Request: Print every line of the listing exactly, please.

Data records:

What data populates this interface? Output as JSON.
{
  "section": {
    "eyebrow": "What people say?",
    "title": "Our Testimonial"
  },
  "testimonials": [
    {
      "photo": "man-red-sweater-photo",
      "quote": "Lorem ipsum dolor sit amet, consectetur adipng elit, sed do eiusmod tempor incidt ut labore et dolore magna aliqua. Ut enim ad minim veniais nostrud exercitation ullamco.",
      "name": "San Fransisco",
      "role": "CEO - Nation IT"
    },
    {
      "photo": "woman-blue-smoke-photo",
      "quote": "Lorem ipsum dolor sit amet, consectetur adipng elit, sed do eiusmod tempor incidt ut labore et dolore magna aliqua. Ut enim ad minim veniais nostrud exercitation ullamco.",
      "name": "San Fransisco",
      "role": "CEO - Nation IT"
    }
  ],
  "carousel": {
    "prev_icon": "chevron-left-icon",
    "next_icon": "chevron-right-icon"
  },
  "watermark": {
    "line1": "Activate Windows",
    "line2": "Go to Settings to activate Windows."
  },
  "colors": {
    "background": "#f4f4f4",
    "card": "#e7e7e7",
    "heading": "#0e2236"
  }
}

Response to this exercise:
What data populates this interface? Output as JSON.
{
  "section": {
    "eyebrow": "What people say?",
    "title": "Our Testimonial"
  },
  "testimonials": [
    {
      "photo": "man-red-sweater-photo",
      "quote": "Lorem ipsum dolor sit amet, consectetur adipng elit, sed do eiusmod tempor incidt ut labore et dolore magna aliqua. Ut enim ad minim veniais nostrud exercitation ullamco.",
      "name": "San Fransisco",
      "role": "CEO - Nation IT"
    },
    {
      "photo": "woman-blue-smoke-photo",
      "quote": "Lorem ipsum dolor sit amet, consectetur adipng elit, sed do eiusmod tempor incidt ut labore et dolore magna aliqua. Ut enim ad minim veniais nostrud exercitation ullamco.",
      "name": "San Fransisco",
      "role": "CEO - Nation IT"
    }
  ],
  "carousel": {
    "prev_icon": "chevron-left-icon",
    "next_icon": "chevron-right-icon"
  },
  "watermark": {
    "line1": "Activate Windows",
    "line2": "Go to Settings to activate Windows."
  },
  "colors": {
    "background": "#f4f4f4",
    "card": "#e7e7e7",
    "heading": "#0e2236"
  }
}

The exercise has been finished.